* [Data excerpts]
☆ ☆ ☆

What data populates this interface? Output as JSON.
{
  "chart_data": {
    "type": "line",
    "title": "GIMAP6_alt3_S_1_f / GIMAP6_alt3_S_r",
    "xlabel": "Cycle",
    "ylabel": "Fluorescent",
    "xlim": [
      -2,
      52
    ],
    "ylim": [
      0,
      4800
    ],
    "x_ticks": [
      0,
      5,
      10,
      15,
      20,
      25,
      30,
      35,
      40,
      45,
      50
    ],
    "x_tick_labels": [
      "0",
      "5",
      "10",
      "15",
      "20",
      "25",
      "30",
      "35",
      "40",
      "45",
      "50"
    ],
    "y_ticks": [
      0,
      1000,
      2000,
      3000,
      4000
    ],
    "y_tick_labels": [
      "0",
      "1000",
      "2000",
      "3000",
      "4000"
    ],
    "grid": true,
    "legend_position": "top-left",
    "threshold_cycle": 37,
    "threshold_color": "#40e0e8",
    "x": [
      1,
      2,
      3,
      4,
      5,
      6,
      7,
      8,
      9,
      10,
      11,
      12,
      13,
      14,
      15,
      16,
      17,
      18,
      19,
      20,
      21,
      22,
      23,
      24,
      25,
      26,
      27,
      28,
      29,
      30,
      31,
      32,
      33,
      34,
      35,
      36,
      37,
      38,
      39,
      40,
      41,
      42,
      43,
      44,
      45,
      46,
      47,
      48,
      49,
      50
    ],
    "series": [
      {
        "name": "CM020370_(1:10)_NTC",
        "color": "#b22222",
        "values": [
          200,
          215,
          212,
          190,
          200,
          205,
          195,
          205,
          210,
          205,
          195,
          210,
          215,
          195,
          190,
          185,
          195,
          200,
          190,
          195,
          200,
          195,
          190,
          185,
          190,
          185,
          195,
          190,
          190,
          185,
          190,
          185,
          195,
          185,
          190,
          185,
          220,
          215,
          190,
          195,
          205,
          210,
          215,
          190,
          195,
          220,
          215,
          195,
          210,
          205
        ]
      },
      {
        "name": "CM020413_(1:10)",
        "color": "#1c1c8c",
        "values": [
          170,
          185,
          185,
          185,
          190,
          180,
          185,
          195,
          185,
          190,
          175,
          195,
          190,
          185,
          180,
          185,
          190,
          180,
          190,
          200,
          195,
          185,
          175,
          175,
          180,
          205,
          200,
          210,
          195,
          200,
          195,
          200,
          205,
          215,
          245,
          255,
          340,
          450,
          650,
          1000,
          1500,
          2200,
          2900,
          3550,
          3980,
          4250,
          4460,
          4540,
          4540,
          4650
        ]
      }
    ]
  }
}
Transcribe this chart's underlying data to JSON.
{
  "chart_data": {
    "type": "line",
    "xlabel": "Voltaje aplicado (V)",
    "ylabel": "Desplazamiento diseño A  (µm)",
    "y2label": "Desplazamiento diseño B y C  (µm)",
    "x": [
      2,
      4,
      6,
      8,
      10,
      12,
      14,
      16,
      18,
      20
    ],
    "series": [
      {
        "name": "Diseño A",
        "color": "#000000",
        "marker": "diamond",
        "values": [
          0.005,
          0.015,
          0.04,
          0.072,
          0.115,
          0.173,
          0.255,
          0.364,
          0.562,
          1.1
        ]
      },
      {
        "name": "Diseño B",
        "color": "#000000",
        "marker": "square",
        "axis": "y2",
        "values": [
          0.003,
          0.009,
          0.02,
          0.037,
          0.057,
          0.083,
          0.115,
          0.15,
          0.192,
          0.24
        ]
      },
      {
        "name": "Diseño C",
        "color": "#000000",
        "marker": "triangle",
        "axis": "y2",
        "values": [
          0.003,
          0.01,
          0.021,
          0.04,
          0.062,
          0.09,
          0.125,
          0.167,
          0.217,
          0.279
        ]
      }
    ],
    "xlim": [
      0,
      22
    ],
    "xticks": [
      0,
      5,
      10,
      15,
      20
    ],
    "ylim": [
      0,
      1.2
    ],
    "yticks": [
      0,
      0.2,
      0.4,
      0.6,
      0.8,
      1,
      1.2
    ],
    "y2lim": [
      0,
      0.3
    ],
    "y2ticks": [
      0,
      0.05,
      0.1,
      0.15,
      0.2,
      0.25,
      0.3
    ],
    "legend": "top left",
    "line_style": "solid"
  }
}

☆ ☆ ☆

* [Written instruction] Copy every line that contains the string "marker".

* [Solution to the exercise]
        "marker": "diamond",
        "marker": "square",
        "marker": "triangle",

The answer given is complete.